== WORKING DATA ==

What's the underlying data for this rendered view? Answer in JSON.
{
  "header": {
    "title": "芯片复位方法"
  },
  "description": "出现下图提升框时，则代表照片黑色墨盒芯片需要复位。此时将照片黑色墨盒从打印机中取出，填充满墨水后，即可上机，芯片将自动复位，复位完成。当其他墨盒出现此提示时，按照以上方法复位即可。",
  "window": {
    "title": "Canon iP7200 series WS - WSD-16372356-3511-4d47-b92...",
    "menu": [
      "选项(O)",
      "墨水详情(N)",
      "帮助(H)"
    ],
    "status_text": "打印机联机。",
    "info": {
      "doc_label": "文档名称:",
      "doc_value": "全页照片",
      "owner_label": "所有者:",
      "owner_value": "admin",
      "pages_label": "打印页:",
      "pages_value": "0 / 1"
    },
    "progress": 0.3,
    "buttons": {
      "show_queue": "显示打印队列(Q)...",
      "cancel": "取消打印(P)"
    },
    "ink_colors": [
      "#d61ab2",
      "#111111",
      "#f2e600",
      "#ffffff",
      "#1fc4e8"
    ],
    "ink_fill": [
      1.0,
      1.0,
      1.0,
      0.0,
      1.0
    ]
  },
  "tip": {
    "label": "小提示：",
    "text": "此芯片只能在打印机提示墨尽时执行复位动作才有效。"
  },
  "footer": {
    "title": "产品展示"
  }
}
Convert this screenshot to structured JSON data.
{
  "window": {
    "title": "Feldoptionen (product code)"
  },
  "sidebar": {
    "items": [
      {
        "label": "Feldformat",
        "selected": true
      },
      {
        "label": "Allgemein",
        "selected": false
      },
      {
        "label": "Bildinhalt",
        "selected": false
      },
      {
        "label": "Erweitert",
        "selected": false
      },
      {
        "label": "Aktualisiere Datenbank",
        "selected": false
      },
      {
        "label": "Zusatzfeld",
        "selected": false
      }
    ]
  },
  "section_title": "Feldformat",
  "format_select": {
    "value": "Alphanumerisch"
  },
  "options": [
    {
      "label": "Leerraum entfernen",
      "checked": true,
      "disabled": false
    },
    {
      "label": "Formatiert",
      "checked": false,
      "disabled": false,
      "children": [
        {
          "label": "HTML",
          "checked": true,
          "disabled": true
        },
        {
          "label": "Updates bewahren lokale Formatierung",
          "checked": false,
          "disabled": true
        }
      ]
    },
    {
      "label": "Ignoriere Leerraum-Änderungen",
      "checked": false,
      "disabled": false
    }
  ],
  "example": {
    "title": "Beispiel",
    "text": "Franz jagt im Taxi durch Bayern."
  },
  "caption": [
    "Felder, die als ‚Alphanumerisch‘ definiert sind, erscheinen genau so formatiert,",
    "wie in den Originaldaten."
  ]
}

== STATED GOAL ==
Reproduce the full listing above, character for character.

== EXERCISE SOLUTION ==
What's the underlying data for this rendered view? Answer in JSON.
{
  "header": {
    "title": "芯片复位方法"
  },
  "description": "出现下图提升框时，则代表照片黑色墨盒芯片需要复位。此时将照片黑色墨盒从打印机中取出，填充满墨水后，即可上机，芯片将自动复位，复位完成。当其他墨盒出现此提示时，按照以上方法复位即可。",
  "window": {
    "title": "Canon iP7200 series WS - WSD-16372356-3511-4d47-b92...",
    "menu": [
      "选项(O)",
      "墨水详情(N)",
      "帮助(H)"
    ],
    "status_text": "打印机联机。",
    "info": {
      "doc_label": "文档名称:",
      "doc_value": "全页照片",
      "owner_label": "所有者:",
      "owner_value": "admin",
      "pages_label": "打印页:",
      "pages_value": "0 / 1"
    },
    "progress": 0.3,
    "buttons": {
      "show_queue": "显示打印队列(Q)...",
      "cancel": "取消打印(P)"
    },
    "ink_colors": [
      "#d61ab2",
      "#111111",
      "#f2e600",
      "#ffffff",
      "#1fc4e8"
    ],
    "ink_fill": [
      1.0,
      1.0,
      1.0,
      0.0,
      1.0
    ]
  },
  "tip": {
    "label": "小提示：",
    "text": "此芯片只能在打印机提示墨尽时执行复位动作才有效。"
  },
  "footer": {
    "title": "产品展示"
  }
}
Convert this screenshot to structured JSON data.
{
  "window": {
    "title": "Feldoptionen (product code)"
  },
  "sidebar": {
    "items": [
      {
        "label": "Feldformat",
        "selected": true
      },
      {
        "label": "Allgemein",
        "selected": false
      },
      {
        "label": "Bildinhalt",
        "selected": false
      },
      {
        "label": "Erweitert",
        "selected": false
      },
      {
        "label": "Aktualisiere Datenbank",
        "selected": false
      },
      {
        "label": "Zusatzfeld",
        "selected": false
      }
    ]
  },
  "section_title": "Feldformat",
  "format_select": {
    "value": "Alphanumerisch"
  },
  "options": [
    {
      "label": "Leerraum entfernen",
      "checked": true,
      "disabled": false
    },
    {
      "label": "Formatiert",
      "checked": false,
      "disabled": false,
      "children": [
        {
          "label": "HTML",
          "checked": true,
          "disabled": true
        },
        {
          "label": "Updates bewahren lokale Formatierung",
          "checked": false,
          "disabled": true
        }
      ]
    },
    {
      "label": "Ignoriere Leerraum-Änderungen",
      "checked": false,
      "disabled": false
    }
  ],
  "example": {
    "title": "Beispiel",
    "text": "Franz jagt im Taxi durch Bayern."
  },
  "caption": [
    "Felder, die als ‚Alphanumerisch‘ definiert sind, erscheinen genau so formatiert,",
    "wie in den Originaldaten."
  ]
}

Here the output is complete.